(Items from a data source)
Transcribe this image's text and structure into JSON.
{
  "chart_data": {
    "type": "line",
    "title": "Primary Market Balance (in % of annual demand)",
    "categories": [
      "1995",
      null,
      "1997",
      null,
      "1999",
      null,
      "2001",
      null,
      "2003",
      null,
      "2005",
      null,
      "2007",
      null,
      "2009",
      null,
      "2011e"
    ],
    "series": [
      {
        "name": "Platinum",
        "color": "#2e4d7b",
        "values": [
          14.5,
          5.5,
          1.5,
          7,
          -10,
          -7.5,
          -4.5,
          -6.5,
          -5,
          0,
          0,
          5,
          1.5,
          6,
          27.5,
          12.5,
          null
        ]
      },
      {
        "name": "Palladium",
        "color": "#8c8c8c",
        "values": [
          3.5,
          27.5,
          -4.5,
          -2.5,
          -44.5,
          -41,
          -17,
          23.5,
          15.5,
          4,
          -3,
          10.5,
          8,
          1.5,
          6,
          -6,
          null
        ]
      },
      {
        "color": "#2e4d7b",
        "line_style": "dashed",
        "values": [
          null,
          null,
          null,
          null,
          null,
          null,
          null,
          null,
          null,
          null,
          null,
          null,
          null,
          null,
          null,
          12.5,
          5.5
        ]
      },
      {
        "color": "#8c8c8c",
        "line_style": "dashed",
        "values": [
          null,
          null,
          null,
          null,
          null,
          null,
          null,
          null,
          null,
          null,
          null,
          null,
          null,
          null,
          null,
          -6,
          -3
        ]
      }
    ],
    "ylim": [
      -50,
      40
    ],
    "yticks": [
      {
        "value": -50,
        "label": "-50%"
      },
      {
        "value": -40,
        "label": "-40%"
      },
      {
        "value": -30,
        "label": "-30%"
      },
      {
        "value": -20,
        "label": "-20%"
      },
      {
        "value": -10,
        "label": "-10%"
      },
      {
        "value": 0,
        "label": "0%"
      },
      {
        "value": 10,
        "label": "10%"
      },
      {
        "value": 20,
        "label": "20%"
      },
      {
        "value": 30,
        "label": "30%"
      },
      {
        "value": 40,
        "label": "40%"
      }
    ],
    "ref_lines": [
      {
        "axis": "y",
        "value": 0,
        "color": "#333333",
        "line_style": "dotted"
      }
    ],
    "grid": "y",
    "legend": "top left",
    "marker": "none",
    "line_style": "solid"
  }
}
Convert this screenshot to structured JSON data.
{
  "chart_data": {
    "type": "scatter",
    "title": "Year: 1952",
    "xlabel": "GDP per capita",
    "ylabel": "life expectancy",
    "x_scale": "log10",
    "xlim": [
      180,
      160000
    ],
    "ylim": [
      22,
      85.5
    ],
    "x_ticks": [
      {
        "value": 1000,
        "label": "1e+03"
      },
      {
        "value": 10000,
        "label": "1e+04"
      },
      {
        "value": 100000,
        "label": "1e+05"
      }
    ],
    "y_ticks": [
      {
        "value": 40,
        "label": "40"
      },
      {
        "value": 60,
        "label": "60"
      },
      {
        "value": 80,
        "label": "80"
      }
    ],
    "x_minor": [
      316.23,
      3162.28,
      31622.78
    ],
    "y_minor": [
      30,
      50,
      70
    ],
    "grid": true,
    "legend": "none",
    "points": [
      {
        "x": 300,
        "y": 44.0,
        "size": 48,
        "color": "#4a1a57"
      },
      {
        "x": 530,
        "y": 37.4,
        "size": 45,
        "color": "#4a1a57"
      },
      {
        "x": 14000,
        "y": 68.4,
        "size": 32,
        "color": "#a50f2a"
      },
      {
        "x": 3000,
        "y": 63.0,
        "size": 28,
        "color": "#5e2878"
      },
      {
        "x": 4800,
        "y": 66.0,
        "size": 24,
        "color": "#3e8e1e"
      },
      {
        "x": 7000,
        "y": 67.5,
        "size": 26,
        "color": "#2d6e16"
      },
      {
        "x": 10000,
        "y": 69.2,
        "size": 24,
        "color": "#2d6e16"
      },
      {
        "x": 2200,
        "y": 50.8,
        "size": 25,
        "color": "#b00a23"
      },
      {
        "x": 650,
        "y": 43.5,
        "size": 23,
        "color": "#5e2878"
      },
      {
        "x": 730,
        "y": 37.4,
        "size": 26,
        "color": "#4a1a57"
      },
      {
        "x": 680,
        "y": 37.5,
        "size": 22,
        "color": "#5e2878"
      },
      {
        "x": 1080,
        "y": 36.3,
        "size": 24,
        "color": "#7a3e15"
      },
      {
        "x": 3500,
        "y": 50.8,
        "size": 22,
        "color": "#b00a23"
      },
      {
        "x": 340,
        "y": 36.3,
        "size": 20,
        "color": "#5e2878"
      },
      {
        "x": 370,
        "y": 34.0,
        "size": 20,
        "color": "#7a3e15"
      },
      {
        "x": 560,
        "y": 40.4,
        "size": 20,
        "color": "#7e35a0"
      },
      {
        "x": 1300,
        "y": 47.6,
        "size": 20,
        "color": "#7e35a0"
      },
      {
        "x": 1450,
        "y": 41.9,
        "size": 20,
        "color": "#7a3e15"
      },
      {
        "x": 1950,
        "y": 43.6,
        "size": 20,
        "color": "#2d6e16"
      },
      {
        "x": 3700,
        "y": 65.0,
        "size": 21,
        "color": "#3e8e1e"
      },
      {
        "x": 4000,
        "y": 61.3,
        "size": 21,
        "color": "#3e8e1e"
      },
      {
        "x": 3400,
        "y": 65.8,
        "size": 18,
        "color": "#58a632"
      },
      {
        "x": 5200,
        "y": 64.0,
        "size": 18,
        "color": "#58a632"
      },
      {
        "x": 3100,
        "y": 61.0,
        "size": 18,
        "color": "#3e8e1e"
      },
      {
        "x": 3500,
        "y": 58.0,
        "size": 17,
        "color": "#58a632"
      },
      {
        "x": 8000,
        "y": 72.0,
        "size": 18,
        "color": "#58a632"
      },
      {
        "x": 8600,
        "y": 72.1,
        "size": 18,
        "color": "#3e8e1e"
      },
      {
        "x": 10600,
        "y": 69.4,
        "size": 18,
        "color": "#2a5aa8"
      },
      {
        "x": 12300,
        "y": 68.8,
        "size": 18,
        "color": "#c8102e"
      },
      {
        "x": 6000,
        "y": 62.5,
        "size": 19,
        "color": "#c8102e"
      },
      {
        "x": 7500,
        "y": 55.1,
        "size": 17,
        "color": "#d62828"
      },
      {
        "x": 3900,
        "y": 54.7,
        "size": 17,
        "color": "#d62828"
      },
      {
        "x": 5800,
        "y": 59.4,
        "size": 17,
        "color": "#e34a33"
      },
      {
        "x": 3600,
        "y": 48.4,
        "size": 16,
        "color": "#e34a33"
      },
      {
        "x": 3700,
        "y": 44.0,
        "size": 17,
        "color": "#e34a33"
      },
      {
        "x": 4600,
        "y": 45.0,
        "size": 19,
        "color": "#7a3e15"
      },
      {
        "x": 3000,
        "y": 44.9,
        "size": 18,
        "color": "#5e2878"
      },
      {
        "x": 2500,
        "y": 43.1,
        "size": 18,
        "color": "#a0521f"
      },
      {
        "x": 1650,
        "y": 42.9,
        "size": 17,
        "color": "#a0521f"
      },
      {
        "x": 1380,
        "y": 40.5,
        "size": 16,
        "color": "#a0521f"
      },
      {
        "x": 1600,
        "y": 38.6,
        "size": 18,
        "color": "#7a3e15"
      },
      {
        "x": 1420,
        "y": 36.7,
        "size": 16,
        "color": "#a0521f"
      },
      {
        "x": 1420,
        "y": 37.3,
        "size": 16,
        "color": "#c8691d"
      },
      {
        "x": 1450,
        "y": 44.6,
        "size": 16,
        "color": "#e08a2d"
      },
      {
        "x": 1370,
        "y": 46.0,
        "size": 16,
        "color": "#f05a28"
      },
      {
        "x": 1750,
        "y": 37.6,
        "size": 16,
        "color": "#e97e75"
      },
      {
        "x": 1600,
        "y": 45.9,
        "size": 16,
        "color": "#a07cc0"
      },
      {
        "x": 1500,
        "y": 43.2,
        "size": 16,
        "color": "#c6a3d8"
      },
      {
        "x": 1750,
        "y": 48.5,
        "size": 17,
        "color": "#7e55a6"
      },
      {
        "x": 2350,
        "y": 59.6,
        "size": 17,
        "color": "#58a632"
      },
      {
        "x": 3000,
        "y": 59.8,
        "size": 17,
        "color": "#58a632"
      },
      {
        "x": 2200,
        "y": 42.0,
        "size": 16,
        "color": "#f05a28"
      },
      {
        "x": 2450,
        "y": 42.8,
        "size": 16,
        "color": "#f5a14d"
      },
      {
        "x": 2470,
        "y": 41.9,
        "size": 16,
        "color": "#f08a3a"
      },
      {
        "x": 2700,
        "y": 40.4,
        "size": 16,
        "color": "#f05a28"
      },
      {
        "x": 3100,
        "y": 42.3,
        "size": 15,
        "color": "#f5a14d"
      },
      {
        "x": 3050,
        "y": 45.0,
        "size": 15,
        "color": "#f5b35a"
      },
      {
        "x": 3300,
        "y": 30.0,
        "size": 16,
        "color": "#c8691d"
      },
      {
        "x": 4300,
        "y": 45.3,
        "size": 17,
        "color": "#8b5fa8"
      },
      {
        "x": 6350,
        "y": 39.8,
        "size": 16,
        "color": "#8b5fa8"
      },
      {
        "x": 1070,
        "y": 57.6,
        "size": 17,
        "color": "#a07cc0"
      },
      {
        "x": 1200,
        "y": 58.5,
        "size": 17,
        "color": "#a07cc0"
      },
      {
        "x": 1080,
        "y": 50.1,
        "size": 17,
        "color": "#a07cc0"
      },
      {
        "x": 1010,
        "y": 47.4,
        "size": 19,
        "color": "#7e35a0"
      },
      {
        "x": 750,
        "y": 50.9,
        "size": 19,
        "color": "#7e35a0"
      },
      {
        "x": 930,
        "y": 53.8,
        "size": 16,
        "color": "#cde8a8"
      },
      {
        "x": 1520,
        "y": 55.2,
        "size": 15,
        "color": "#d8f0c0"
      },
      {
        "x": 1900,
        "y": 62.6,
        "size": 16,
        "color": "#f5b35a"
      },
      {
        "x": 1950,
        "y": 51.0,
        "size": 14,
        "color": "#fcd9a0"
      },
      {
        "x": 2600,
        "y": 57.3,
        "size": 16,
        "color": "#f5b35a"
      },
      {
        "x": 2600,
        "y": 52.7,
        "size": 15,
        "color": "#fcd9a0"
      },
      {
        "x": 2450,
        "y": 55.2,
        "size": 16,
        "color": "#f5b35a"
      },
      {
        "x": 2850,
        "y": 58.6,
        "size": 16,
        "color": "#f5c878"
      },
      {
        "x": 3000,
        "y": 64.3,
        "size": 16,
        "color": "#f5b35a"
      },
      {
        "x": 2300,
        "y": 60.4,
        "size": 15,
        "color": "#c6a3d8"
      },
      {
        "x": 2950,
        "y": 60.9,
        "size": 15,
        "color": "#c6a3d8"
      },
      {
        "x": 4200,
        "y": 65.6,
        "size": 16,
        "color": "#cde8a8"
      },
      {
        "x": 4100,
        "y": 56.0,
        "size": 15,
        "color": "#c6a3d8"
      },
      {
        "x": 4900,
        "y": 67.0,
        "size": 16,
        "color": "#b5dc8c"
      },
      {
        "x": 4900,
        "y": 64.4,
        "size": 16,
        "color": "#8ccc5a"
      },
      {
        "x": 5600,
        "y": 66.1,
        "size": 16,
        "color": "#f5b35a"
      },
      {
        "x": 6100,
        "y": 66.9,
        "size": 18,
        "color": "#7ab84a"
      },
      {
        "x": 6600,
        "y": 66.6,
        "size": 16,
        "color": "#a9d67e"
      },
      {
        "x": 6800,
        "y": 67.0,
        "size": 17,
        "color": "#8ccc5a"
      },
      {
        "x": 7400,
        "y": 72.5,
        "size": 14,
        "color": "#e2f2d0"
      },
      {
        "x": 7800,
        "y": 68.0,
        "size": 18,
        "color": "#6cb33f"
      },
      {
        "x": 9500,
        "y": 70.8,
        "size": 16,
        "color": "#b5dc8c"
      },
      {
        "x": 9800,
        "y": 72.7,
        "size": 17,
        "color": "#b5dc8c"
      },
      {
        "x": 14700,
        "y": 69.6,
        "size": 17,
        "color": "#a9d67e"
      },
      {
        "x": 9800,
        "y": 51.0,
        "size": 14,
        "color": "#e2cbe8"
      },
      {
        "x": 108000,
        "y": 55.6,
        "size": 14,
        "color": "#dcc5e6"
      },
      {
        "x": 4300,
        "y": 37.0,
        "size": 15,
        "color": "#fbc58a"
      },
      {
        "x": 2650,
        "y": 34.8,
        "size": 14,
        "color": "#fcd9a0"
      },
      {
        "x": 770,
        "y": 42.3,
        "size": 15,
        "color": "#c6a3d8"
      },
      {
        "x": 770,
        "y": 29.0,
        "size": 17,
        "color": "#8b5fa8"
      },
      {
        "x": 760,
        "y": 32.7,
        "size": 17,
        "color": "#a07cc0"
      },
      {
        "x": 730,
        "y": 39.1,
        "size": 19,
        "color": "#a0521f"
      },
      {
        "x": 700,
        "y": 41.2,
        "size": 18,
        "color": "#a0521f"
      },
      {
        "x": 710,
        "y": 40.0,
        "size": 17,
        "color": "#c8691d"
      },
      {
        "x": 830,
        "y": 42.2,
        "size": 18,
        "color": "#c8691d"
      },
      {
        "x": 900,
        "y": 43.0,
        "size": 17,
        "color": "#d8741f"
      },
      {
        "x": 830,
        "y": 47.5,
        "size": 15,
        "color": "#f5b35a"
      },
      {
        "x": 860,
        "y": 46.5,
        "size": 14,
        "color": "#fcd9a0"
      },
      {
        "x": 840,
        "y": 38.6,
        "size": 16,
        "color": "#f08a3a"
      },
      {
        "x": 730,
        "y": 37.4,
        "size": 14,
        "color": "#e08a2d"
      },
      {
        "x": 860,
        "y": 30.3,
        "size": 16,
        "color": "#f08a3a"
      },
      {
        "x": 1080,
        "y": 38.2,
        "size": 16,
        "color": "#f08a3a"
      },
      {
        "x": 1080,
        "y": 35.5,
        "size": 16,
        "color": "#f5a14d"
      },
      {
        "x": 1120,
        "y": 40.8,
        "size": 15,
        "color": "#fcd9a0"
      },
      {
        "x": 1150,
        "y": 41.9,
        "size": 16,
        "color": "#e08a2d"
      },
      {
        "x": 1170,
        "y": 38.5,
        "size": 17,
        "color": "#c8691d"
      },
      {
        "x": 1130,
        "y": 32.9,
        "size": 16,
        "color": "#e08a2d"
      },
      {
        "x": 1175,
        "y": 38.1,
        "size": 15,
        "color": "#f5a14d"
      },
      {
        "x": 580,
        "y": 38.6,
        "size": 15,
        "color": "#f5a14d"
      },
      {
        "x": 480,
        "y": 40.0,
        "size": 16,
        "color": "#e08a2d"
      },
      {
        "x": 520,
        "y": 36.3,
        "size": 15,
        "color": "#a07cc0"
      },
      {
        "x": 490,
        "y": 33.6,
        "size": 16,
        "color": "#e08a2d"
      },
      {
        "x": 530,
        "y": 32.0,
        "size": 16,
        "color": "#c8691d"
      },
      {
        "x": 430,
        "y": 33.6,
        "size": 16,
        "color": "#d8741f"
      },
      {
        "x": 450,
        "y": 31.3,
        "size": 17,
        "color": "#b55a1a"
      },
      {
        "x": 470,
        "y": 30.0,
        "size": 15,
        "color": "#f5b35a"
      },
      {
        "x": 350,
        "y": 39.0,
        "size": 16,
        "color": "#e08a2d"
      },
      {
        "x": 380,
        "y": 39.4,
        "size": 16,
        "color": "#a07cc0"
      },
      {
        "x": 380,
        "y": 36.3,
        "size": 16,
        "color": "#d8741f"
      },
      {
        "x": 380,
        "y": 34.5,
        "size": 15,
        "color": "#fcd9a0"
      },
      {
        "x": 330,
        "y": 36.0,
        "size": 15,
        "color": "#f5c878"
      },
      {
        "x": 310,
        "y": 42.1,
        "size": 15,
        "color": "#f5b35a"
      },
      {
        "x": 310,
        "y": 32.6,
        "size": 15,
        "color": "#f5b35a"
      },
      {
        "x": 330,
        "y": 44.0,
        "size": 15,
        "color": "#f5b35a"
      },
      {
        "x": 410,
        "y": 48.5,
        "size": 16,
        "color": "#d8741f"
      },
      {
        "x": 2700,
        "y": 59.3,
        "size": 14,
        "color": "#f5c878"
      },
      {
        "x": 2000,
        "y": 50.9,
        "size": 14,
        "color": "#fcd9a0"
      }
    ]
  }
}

- [Brief] Which lines hold the word "JSON"? Copy all of them.

- [Full answer]
Transcribe this image's text and structure into JSON.
Convert this screenshot to structured JSON data.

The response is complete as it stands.